▶ **TAREAS**
A. Según el texto sobre la pintora Isabel Quintanilla, ¿qué institución acaba de inaugurar la retrospectiva dedicada a su obra?
B. Enumera las personas con las que Quintanilla entra en contacto en la Escuela Superior de Bellas Artes de San Fernando, según el texto sobre la pintora Isabel Quintanilla.
C. Retoma el texto sobre la pintora Isabel Quintanilla a partir de su última oración.

▶ **FRAGMENTO DEL DOCUMENTO**
=-=-=

Lirios en un florero verde, 1979.

En el marco de la actual reivindicación del papel desempeñado por la mujer en las artes, el Museo Nacional Thyssen-Bornemisza acaba de inaugurar la primera retrospectiva que dedica a una artista española, la pintora realista Isabel Quintanilla (1938-2017). De este modo, la muestra recorre su trayectoria artística desde la década de los cincuenta del pasado siglo hasta el mismo año de su fallecimiento, exhibiendo un centenar de obras entre pinturas y dibujos que en buena parte provienen de instituciones y colecciones de Alemania, donde su pintura fue particularmente apreciada en los años setenta y ochenta. Se trata de un arte íntimo y personal en el que, de acuerdo con la propia autora, ‘la luz es lo más importante… porque la luz hace el dibujo’. Por eso, en palabras de Leticia de Cos, comisaria de la exposición, ‘la mayor obsesión de Isabel Quintanilla es captar el rastro que la luz deja al tocar todo aquello que la acompaña en su realidad, esa realidad que, aunque es la suya, va a despertar de inmediato recuerdos en el espectador, y es que en lo sencillo, en lo cercano, en lo cotidiano, ahí, habita la emoción’.

Sentir la pintura

Desde sus comienzos, Isabel Quintanilla mostró especial predilección por la tradición de la pintura realista española, llegando a configurar ya entonces un lenguaje personal que marcaría el resto de su carrera, tal y como se aprecia en La lamparilla (1956) y Bodegón ante la ventana (1959). A pesar de que en aquel momento de predominio de movimientos de vanguardia como el Informalismo la apuesta era arriesgada, ‘la realidad es tan grandiosa que es lo que quisimos reflejar’, explicaba la autora aludiendo al conjunto de sus compañeros realistas. Igualmente, la artista se inclinaba hacia los pintores locales, hacia ese arte con el que podía establecer una identificación cultural. A este propósito, ella misma aseguraba que:

Sabíamos quién era Courbet. […] Pero la verdad es que, para nosotros, para mí por lo menos, eran más importantes los pintores españoles. Era mucho más importante un Solana porque estaba retratando algo que yo sentía, que era algo más mío, que lo entendía, que lo sabía ver.

Así, un género recurrente en su obra será el del bodegón que conforman sus propios objetos personales, objetos que, siendo comunes a la cotidianeidad de todo individuo, fácilmente entablan un profundo diálogo con quien los contempla. 

Los realistas de Madrid

Cabe recordar que a los quince años, tras haber frecuentado desde los once talleres de artistas, Quintanilla accede a la Escuela Superior de Bellas Artes de San Fernando, donde entra en contacto con Antonio López, María Moreno, Julio López Hernández y, el hermano de este, Francisco, conformando el núcleo del grupo más tarde conocido como ‘los realistas de Madrid’, un conjunto de pintores y escultores que vive y trabaja en la capital desde mediados de los cincuenta y al que habría que añadir nombres como los de Esperanza Parada Amalia Avia, quienes frecuentaron otros centros formativos al margen de la enseñanza oficial. Se trató, en definitiva, del primer grupo español donde las mujeres artistas superaron en número al de sus compañeros, gozando de un reconocimiento similar —si bien algunas de ellas como María Moreno y Esperanza Parada renunciaron parcial o totalmente a su carrera tras su matrimonio con Antonio López y Julio López Hernández, respectivamente—.

=-=-=

▶ **DATOS PROPORCIONADOS**

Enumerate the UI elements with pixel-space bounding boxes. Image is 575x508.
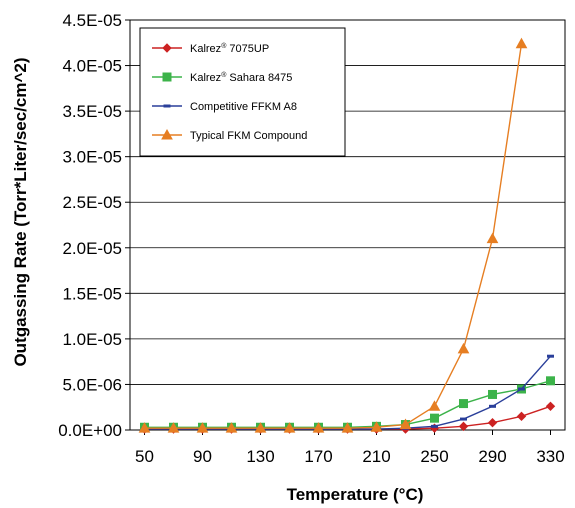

=-=-=

▶ **RESPUESTAS**
A. El Museo Nacional Thyssen-Bornemisza.

B. Antonio López, María Moreno, Julio López Hernández y Francisco, hermano de Julio López Hernández.

C.
Roma

Poco después, en 1959 Quintanilla obtiene el título de profesora de Dibujo y Pintura e imparte clases como ayudante en un instituto. Sin embargo, no será hasta el año siguiente cuando se inicie otra etapa decisiva tanto en su evolución artística como en el ámbito de su vida privada. Tras contraer matrimonio con Francisco López, la pareja se muda a Roma, donde Francisco disfrutará de la pensión que la Academia de España le ha concedido durante cuatro años. En ese tiempo, Isabel celebra en la localidad siciliana de Caltanissetta la que será su primera exposición individual y, ya de vuelta en Madrid, alcanza un éxito rotundo con otra monográfica en la Galería Edurne. Entre 1962 y 1963, el dibujo Autorretrato a lápiz y los óleos Roma (La casa roja) Delfos son obras representativas de su estancia romana, cuando Quintanilla codifica la composición de sus vistas urbanas y paisajes sirviéndose del punto de vista elevado y situando hacia la mitad de la superficie del lienzo la línea del horizonte. A lo largo de su trayectoria, Madrid, Donostia, la dehesa extremeña, la Sierra de Guadarrama o los paisajes de Castilla —siempre ‘abiertos, sosegados, colmados de luz’, según De Cos—, el Jarama y el Cantábrico —donde la orilla desaparece y solo nos orienta la línea del horizonte—, protagonizarán muchas de sus mejores obras, siempre captados desde la lejanía y las alturas.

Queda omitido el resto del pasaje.